## Task description
Tally up the lines below that include the word "text". Answer with the number alone.

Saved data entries
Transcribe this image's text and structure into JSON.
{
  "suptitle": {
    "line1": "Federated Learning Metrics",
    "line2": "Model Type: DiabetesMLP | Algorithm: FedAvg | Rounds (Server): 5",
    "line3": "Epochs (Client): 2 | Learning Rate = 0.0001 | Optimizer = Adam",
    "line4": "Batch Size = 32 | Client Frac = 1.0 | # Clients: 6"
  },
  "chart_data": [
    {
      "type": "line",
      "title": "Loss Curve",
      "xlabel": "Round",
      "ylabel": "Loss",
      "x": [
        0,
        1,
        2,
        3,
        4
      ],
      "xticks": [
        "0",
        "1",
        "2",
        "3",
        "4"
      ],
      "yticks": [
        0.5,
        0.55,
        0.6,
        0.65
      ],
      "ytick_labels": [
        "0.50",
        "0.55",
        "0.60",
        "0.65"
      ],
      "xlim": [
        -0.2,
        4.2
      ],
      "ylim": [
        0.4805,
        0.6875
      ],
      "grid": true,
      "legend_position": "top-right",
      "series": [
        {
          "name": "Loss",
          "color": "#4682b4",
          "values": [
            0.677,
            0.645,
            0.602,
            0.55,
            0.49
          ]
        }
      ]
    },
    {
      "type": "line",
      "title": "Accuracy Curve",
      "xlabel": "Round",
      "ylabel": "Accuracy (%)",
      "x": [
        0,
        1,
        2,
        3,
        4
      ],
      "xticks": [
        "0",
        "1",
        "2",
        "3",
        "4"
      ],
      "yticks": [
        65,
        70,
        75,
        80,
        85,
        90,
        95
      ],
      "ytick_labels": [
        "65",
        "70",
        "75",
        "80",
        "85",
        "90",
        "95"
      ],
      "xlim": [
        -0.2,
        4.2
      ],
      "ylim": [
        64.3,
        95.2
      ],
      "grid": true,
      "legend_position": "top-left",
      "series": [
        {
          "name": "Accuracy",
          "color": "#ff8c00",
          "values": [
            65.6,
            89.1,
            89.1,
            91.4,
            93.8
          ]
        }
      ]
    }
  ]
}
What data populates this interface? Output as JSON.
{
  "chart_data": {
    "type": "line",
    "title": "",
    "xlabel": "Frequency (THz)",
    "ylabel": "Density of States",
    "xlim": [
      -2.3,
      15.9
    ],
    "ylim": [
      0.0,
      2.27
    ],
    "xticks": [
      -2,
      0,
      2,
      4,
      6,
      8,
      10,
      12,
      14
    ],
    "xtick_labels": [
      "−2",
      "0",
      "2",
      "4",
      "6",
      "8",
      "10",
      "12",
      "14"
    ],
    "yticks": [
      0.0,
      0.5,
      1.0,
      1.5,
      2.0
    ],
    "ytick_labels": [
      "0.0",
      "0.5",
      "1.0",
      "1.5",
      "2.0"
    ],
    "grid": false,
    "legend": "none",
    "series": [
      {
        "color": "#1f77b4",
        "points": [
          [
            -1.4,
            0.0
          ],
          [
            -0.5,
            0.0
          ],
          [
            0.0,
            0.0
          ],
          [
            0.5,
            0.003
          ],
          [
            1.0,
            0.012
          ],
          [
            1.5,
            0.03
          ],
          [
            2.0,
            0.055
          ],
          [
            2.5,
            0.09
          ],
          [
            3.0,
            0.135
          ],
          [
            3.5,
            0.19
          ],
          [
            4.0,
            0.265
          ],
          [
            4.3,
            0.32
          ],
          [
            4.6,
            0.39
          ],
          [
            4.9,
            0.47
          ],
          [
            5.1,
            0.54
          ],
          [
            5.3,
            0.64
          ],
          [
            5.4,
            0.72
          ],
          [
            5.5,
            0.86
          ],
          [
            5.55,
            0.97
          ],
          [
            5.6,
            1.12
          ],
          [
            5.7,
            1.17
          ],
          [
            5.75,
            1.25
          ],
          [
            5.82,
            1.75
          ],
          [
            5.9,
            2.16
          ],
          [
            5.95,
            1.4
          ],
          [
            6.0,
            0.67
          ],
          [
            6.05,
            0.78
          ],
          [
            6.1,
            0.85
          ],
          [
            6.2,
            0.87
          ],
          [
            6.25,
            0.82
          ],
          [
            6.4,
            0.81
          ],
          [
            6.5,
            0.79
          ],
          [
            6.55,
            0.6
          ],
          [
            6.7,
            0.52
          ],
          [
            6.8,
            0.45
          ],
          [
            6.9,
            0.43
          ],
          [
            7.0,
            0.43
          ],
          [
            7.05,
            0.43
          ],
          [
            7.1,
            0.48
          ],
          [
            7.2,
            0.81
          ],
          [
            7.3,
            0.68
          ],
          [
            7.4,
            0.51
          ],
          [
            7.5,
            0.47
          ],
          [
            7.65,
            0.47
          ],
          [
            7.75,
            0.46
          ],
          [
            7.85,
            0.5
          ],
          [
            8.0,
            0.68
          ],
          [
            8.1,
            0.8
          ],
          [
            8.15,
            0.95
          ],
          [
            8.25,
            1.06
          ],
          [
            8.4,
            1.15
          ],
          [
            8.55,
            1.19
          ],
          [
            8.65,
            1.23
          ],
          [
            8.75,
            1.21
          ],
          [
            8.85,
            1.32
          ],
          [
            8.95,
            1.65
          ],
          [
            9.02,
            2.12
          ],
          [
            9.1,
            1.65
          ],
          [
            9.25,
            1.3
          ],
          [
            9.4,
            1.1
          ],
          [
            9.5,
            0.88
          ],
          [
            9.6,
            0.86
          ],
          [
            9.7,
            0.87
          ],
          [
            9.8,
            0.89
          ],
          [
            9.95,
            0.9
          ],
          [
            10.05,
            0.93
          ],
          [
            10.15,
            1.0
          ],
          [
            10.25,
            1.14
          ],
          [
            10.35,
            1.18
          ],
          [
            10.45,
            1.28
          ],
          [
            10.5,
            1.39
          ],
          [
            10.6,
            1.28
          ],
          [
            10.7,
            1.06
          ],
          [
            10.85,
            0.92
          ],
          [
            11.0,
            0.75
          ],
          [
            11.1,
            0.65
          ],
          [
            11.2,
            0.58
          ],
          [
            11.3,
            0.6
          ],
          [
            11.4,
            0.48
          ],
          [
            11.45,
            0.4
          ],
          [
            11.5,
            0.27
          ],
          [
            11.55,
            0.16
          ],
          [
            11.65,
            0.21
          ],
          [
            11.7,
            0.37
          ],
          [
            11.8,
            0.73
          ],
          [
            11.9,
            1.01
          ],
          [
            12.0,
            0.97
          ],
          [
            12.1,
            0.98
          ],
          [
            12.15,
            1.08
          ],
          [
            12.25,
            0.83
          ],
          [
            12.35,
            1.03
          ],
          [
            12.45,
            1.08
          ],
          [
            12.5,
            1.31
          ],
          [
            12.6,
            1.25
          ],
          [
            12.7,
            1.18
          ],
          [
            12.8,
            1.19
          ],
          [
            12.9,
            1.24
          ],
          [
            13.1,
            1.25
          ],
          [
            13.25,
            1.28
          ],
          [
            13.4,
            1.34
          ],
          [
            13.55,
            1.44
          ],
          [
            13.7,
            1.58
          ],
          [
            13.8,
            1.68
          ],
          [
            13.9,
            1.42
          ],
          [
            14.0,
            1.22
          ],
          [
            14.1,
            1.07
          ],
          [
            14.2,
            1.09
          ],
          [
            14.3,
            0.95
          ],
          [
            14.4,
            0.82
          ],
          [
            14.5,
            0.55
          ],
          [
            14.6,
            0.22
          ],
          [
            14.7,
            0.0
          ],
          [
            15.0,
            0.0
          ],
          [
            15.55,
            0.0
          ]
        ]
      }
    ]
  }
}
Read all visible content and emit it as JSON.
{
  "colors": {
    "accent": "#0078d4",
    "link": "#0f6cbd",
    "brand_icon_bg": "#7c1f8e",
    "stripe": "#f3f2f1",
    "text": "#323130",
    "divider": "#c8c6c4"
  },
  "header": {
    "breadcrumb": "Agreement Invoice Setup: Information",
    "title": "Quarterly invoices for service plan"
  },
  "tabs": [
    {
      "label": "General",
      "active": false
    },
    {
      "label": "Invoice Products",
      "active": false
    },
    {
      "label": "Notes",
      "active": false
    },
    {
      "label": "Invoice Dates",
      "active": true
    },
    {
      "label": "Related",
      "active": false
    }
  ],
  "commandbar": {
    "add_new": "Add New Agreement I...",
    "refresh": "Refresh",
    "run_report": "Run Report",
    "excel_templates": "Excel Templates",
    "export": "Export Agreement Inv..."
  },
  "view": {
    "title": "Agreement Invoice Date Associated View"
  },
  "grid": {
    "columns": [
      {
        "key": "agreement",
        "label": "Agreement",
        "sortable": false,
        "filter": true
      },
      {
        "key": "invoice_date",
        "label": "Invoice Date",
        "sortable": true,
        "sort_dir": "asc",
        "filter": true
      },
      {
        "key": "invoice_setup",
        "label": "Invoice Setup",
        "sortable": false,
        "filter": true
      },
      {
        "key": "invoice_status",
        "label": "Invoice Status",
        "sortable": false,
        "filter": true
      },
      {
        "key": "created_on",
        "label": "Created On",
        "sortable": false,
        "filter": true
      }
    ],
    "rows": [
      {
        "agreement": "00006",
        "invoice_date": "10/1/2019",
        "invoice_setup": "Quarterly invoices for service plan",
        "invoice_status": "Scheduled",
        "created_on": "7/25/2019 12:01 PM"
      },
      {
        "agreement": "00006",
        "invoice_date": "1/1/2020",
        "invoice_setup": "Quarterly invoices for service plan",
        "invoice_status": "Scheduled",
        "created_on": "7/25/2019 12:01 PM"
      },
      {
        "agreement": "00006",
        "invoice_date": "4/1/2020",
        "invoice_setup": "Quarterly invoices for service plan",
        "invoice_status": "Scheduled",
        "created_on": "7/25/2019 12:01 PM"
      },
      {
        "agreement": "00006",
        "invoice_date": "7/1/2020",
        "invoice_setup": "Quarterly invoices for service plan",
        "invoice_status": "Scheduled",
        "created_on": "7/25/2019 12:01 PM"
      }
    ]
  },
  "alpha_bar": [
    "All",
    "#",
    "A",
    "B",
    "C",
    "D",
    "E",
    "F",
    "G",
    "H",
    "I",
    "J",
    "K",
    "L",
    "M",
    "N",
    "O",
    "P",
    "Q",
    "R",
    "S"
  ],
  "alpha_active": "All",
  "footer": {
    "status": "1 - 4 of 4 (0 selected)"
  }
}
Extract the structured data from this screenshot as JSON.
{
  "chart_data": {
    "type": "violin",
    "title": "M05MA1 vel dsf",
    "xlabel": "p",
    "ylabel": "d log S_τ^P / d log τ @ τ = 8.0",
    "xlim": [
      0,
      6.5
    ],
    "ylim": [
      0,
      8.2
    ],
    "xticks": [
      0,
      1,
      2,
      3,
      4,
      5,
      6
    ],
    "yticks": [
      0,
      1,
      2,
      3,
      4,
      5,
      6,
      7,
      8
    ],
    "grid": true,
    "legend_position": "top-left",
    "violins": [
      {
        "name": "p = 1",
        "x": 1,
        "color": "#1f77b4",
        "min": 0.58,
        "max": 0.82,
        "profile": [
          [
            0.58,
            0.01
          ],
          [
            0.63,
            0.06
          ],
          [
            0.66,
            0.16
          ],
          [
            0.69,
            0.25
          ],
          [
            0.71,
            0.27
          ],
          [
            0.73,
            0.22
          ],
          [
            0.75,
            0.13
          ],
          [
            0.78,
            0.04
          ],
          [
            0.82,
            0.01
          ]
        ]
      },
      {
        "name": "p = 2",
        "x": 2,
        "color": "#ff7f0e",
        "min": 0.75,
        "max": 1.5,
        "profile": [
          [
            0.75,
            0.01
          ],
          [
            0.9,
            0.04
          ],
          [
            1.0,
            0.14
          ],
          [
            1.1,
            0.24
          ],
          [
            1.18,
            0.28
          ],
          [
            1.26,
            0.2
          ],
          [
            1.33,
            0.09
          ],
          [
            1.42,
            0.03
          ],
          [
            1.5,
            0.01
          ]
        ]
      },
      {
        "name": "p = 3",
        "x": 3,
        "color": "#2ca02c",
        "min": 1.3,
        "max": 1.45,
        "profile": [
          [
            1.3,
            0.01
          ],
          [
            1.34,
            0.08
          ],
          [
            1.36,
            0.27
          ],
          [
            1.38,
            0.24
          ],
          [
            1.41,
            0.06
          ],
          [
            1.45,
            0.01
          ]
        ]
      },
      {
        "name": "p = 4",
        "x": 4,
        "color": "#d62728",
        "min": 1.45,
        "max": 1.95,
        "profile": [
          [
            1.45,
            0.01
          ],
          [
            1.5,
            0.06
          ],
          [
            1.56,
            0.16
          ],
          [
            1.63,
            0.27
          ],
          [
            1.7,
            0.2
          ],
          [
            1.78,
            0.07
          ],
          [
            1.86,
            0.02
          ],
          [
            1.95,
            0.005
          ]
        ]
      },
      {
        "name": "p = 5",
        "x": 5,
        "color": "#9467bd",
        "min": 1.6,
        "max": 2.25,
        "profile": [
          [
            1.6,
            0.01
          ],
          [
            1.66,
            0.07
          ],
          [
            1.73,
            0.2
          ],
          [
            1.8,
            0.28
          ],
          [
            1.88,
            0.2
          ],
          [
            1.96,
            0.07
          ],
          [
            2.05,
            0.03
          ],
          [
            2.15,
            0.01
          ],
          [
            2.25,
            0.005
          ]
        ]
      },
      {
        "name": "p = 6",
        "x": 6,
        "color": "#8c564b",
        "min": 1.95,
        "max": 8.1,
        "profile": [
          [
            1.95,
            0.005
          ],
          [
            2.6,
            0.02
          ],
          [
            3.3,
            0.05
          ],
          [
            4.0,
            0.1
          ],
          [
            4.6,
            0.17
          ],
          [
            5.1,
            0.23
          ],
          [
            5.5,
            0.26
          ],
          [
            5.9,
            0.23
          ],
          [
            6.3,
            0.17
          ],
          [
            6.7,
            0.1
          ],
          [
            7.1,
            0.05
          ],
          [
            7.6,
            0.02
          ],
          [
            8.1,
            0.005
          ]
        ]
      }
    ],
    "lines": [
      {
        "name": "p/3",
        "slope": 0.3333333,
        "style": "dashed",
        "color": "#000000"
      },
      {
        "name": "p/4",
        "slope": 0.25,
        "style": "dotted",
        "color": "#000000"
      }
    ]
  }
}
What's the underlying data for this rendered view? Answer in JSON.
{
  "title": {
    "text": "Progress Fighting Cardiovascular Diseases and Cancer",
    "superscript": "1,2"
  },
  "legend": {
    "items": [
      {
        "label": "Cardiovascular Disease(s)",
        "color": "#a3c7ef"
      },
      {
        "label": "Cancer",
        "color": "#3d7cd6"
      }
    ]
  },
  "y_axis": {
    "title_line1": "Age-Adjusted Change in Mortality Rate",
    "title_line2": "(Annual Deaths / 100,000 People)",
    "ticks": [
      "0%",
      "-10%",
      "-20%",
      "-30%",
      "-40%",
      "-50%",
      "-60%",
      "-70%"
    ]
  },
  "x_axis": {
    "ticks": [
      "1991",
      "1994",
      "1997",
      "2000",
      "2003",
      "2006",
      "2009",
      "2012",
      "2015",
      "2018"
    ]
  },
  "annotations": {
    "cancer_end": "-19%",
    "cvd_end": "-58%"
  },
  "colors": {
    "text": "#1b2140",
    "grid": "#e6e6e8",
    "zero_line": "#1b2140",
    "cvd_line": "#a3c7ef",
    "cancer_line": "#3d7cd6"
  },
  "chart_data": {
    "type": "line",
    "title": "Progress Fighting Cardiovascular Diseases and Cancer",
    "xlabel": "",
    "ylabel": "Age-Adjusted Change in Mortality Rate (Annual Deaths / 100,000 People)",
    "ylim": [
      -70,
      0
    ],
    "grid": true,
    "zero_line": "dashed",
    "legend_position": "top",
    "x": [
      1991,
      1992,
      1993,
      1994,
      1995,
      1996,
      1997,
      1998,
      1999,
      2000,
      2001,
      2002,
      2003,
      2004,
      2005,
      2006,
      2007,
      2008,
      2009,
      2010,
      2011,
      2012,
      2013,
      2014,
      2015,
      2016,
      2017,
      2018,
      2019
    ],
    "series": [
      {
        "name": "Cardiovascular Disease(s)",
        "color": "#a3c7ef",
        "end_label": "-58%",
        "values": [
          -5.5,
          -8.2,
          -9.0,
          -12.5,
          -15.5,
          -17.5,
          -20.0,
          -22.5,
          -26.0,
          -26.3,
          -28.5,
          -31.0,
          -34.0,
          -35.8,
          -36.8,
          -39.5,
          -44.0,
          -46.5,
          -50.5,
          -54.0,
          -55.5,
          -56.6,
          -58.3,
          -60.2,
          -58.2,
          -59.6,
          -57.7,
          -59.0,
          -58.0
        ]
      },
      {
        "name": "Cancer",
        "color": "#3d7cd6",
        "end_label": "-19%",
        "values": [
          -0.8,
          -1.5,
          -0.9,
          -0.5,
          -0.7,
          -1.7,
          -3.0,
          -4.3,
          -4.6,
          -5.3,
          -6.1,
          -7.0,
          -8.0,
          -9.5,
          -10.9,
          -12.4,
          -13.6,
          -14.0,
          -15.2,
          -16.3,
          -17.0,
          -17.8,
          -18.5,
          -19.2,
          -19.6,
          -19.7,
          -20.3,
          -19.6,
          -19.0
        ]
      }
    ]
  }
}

## Answer
4